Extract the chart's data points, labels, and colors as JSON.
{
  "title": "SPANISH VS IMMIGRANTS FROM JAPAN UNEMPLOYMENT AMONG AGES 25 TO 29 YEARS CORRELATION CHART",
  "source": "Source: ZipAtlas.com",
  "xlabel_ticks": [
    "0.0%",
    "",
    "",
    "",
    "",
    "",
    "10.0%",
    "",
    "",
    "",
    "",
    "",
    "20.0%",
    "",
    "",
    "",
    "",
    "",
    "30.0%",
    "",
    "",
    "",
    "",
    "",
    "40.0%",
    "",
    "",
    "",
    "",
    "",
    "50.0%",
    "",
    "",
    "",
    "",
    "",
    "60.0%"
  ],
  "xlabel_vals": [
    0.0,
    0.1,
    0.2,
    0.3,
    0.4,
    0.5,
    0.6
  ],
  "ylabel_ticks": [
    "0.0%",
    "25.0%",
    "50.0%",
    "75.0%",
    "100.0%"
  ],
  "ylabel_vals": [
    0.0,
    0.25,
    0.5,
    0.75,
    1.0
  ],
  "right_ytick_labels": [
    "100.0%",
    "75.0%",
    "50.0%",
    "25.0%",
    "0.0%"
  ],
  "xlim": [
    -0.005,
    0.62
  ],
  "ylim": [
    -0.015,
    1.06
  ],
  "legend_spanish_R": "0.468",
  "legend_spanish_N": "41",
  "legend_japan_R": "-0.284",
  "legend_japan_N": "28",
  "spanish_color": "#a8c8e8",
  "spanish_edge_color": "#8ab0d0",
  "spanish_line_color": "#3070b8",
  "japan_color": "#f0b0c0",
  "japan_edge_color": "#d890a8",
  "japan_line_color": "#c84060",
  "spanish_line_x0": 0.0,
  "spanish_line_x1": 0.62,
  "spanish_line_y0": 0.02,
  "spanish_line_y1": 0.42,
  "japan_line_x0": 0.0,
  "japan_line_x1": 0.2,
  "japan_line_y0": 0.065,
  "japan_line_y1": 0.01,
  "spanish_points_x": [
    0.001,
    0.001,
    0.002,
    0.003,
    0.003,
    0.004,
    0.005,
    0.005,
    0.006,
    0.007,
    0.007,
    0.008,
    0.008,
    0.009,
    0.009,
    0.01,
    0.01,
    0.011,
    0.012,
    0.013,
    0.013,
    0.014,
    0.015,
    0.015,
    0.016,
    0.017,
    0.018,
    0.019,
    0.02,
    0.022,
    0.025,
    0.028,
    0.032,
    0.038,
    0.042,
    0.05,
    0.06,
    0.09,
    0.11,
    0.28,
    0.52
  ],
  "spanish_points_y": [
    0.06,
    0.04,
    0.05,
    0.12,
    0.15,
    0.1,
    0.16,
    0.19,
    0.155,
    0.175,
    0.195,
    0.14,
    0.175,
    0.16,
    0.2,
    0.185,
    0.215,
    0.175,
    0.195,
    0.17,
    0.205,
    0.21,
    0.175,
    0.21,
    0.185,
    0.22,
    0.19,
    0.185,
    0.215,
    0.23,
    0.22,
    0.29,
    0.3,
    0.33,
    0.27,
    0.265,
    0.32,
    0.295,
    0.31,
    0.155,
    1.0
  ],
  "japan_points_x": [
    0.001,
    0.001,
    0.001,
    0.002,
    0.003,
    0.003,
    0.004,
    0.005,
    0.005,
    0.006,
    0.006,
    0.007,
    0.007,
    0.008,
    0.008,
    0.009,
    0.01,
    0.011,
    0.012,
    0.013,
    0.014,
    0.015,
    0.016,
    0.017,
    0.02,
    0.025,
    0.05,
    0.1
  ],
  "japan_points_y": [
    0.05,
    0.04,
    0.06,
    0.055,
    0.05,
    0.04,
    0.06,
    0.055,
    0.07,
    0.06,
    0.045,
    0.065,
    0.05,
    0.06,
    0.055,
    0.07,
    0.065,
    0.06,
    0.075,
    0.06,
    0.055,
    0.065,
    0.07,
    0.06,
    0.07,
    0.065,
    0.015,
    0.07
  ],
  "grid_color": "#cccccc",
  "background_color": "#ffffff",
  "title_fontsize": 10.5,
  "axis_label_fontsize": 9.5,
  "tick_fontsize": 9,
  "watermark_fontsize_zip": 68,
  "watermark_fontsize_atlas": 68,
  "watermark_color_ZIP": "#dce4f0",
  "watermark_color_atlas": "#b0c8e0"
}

* * *

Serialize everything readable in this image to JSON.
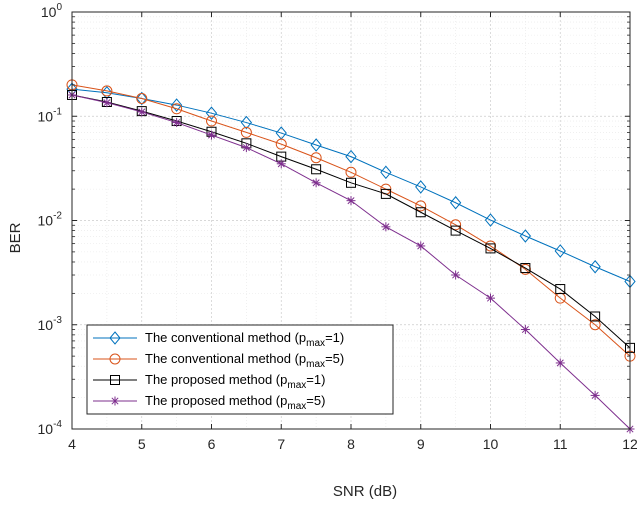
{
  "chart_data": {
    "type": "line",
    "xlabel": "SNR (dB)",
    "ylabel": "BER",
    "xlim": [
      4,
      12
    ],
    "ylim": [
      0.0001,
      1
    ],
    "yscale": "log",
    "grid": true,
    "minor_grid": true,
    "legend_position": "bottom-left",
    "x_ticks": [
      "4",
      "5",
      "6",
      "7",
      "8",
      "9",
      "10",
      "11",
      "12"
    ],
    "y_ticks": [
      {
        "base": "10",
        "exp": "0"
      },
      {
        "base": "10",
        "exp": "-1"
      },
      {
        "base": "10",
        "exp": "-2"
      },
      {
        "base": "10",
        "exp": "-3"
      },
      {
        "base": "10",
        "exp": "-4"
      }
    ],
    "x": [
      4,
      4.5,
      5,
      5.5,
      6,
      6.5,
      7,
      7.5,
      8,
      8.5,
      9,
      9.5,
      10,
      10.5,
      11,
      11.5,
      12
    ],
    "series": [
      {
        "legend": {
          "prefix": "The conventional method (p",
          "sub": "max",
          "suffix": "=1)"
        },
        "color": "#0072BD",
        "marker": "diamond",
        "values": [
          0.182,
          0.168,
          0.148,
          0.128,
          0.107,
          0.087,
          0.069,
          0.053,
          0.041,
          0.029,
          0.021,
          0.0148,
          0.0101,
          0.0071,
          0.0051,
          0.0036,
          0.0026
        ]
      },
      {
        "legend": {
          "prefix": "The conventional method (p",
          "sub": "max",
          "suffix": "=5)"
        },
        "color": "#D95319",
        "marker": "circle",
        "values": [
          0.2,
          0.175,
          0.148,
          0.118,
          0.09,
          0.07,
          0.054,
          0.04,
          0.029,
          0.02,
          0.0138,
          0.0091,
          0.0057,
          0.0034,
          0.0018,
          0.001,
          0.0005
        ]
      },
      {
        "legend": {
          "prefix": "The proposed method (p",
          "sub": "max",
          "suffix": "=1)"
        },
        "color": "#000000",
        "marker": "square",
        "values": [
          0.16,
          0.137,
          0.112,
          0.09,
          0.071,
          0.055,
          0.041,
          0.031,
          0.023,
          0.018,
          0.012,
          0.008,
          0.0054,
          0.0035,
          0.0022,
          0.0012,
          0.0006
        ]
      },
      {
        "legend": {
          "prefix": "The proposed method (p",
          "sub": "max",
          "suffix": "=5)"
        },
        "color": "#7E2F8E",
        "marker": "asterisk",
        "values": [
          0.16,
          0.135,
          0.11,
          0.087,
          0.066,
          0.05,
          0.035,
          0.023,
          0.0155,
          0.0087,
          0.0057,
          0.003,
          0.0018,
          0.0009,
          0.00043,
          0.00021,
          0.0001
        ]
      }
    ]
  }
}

### Instructions to follow
From the material above, gather all lines that include the string "JSON" and copy them.

### Correct answer
Extract the chart's data points, labels, and colors as JSON.
Serialize everything readable in this image to JSON.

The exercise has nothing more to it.